## Work to do
Return all lines where the word "will" can be found.

Data items
◆ ◆ ◆ ◆ ◆ ◆ ◆

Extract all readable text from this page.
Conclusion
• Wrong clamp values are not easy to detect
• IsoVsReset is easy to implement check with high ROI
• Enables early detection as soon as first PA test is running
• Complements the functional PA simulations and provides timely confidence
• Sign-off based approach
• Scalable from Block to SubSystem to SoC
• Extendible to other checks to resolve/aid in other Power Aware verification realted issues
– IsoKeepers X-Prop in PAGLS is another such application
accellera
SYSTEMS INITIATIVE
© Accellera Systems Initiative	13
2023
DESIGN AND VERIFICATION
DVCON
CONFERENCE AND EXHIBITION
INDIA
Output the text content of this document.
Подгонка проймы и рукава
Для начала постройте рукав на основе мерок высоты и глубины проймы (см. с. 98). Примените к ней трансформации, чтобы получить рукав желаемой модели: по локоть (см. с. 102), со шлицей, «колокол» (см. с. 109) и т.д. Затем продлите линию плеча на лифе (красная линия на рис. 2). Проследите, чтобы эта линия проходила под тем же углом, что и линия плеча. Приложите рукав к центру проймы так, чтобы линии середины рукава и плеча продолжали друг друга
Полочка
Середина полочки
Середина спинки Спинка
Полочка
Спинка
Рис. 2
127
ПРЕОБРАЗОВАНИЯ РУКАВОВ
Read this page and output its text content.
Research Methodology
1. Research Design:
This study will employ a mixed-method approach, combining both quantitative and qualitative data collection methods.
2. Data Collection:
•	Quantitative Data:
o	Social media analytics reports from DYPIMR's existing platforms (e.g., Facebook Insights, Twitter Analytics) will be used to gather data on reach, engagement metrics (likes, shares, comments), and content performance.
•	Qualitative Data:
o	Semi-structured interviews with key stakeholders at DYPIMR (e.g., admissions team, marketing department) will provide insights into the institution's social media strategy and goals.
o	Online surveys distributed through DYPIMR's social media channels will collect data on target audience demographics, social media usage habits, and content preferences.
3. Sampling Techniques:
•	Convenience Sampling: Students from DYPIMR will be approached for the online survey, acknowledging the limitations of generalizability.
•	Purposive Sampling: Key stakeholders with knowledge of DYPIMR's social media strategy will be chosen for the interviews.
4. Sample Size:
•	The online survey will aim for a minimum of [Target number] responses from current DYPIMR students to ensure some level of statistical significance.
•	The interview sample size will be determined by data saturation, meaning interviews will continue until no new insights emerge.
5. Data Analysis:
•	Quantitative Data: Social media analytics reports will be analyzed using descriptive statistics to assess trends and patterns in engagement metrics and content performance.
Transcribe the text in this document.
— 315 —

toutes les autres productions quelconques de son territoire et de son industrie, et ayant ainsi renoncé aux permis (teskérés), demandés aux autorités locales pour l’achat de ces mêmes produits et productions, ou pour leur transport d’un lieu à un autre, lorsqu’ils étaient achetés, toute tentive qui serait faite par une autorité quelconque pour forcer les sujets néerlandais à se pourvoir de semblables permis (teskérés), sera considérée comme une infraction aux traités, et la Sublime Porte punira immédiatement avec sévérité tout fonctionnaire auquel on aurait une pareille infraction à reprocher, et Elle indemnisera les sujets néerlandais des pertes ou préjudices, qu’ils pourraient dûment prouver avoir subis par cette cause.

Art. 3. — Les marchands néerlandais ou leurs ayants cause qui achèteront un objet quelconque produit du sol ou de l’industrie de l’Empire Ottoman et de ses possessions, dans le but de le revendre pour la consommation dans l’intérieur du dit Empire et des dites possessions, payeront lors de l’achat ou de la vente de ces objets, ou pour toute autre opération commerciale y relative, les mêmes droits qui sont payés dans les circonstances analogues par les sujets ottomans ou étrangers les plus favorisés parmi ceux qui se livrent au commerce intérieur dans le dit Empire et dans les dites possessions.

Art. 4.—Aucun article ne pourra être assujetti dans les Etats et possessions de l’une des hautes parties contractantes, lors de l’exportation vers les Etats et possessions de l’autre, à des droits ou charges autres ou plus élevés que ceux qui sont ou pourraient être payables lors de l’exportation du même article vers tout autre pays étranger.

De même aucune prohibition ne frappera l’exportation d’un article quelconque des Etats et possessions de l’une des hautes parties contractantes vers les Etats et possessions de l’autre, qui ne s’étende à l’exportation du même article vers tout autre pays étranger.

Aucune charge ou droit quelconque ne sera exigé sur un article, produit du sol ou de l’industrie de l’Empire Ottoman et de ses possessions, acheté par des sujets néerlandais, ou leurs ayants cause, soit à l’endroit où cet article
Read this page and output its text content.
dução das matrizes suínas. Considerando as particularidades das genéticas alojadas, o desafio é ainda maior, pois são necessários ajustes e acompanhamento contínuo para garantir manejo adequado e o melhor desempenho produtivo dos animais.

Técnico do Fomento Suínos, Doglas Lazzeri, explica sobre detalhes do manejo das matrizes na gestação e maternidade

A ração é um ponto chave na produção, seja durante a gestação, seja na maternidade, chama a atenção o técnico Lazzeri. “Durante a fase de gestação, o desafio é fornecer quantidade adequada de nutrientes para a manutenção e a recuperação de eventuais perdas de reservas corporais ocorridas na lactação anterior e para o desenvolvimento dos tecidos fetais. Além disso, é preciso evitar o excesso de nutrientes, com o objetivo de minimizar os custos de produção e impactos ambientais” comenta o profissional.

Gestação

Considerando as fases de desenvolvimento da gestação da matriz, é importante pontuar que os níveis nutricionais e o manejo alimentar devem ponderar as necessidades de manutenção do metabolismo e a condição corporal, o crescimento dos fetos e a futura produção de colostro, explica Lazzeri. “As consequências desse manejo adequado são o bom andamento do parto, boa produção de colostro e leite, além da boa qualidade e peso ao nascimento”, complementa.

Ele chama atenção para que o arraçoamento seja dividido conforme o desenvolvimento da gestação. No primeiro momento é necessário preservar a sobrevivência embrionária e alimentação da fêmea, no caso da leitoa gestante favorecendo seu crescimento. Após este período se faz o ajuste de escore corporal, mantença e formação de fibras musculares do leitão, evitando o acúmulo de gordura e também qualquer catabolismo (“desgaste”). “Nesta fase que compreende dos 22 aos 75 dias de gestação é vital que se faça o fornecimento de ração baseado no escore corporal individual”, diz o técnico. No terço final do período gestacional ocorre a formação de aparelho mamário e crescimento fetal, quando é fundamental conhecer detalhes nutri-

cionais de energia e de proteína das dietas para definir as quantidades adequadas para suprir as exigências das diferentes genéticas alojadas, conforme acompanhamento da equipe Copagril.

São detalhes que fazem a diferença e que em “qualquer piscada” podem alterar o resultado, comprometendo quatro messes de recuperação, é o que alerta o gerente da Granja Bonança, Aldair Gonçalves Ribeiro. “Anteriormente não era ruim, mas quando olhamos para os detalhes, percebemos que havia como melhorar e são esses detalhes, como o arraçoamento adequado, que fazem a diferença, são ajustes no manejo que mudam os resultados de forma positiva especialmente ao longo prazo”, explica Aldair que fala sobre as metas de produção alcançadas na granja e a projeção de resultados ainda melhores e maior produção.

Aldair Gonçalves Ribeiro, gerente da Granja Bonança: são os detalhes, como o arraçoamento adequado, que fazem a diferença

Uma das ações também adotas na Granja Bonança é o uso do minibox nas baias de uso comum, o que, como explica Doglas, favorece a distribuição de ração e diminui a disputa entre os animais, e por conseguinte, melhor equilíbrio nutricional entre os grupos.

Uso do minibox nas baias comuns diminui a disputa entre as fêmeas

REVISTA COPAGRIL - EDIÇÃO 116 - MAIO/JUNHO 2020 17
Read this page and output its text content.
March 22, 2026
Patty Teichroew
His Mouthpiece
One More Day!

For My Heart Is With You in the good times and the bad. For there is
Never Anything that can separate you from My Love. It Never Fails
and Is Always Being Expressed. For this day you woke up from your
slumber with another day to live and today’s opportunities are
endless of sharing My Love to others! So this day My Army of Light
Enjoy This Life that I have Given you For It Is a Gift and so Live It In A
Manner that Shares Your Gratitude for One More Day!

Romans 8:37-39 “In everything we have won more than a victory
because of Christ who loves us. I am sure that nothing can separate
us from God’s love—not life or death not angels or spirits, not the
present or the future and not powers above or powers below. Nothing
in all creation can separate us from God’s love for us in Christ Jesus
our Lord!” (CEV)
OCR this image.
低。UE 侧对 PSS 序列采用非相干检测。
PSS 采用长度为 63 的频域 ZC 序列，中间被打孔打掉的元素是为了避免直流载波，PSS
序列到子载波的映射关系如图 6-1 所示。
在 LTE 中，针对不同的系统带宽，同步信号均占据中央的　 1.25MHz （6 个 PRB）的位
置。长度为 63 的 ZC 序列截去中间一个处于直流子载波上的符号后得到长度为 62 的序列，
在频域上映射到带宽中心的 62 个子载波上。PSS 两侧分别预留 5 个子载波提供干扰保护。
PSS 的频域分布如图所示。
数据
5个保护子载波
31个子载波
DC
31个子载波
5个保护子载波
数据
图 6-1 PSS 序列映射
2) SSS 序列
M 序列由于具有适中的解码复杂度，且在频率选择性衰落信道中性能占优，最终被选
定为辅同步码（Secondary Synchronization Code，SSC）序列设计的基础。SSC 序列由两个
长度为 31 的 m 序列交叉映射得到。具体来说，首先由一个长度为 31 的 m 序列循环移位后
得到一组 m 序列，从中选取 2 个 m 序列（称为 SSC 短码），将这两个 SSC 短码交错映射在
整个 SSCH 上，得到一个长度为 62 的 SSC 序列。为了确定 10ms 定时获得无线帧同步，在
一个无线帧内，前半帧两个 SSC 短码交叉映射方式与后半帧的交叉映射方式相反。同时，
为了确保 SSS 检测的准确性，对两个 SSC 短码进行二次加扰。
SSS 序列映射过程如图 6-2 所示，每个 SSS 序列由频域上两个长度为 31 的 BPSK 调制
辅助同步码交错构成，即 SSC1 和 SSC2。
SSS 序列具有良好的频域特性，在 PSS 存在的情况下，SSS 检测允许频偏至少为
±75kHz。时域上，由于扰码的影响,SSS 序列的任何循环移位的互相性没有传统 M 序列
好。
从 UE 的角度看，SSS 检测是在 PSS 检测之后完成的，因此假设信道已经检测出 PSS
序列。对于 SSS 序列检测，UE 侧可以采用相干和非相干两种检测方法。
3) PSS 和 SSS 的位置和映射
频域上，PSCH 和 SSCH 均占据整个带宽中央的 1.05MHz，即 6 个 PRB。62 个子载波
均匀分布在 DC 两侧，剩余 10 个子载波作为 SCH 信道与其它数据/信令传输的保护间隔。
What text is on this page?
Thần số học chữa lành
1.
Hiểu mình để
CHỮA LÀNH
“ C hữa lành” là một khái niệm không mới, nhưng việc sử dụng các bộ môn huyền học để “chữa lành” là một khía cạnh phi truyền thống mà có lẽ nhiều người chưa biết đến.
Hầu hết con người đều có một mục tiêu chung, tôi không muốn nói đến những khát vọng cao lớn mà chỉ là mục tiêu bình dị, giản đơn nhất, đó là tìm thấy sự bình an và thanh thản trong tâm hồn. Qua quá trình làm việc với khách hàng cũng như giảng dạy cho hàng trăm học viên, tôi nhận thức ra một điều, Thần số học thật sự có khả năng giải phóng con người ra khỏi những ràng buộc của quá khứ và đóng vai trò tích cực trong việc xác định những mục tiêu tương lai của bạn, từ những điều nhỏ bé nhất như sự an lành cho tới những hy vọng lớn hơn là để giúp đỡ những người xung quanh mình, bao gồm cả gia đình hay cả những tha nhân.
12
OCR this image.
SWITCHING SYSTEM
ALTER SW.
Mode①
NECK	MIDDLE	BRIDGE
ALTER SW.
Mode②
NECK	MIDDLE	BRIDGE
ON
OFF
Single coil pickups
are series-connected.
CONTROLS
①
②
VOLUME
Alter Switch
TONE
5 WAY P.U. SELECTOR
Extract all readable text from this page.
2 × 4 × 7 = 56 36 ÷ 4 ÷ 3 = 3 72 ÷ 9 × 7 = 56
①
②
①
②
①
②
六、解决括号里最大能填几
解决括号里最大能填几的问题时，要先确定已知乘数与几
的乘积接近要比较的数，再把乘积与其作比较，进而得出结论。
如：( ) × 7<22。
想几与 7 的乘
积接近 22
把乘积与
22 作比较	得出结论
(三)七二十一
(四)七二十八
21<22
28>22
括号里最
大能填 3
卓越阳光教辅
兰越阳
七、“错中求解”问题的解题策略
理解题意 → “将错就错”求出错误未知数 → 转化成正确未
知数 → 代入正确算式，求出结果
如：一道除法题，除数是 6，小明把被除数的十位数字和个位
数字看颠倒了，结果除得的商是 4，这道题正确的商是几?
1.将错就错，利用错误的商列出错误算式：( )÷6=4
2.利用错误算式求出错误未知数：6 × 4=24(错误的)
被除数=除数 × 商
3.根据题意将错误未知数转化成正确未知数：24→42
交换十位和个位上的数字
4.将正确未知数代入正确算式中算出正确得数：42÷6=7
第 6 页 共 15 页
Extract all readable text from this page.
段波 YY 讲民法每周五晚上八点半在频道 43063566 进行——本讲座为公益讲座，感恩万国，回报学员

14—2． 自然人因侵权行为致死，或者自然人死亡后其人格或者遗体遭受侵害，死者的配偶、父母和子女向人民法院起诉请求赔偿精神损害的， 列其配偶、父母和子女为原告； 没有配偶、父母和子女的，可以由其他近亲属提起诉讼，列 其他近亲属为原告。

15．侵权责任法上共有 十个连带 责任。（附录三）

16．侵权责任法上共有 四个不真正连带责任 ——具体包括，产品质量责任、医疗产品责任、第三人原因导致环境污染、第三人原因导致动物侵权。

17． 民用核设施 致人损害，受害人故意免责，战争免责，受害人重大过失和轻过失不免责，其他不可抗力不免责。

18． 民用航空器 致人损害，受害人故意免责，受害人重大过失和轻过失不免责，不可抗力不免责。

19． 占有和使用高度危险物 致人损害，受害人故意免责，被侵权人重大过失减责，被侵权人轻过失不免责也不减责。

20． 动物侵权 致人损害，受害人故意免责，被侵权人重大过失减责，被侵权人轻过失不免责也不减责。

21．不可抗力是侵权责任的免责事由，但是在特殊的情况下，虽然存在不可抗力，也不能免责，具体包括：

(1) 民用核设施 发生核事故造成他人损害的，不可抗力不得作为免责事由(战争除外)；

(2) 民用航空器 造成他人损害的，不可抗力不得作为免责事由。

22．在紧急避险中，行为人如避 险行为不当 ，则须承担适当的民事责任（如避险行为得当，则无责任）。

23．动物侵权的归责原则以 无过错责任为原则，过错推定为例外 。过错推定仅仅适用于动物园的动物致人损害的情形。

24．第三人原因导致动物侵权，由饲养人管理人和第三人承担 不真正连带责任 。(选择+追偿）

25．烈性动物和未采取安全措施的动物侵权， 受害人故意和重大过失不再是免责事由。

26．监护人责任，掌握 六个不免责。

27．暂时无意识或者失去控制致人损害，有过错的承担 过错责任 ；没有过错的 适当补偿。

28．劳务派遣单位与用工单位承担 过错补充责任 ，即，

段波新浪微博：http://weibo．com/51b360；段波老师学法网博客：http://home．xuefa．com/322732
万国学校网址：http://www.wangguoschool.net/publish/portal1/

◆ ◆ ◆ ◆ ◆ ◆ ◆

## Result of this task
This study will employ a mixed-method approach, combining both quantitative and qualitative data collection methods.
o	Social media analytics reports from DYPIMR's existing platforms (e.g., Facebook Insights, Twitter Analytics) will be used to gather data on reach, engagement metrics (likes, shares, comments), and content performance.
o	Semi-structured interviews with key stakeholders at DYPIMR (e.g., admissions team, marketing department) will provide insights into the institution's social media strategy and goals.
o	Online surveys distributed through DYPIMR's social media channels will collect data on target audience demographics, social media usage habits, and content preferences.
•	Convenience Sampling: Students from DYPIMR will be approached for the online survey, acknowledging the limitations of generalizability.
•	Purposive Sampling: Key stakeholders with knowledge of DYPIMR's social media strategy will be chosen for the interviews.
•	The online survey will aim for a minimum of [Target number] responses from current DYPIMR students to ensure some level of statistical significance.
•	The interview sample size will be determined by data saturation, meaning interviews will continue until no new insights emerge.
•	Quantitative Data: Social media analytics reports will be analyzed using descriptive statistics to assess trends and patterns in engagement metrics and content performance.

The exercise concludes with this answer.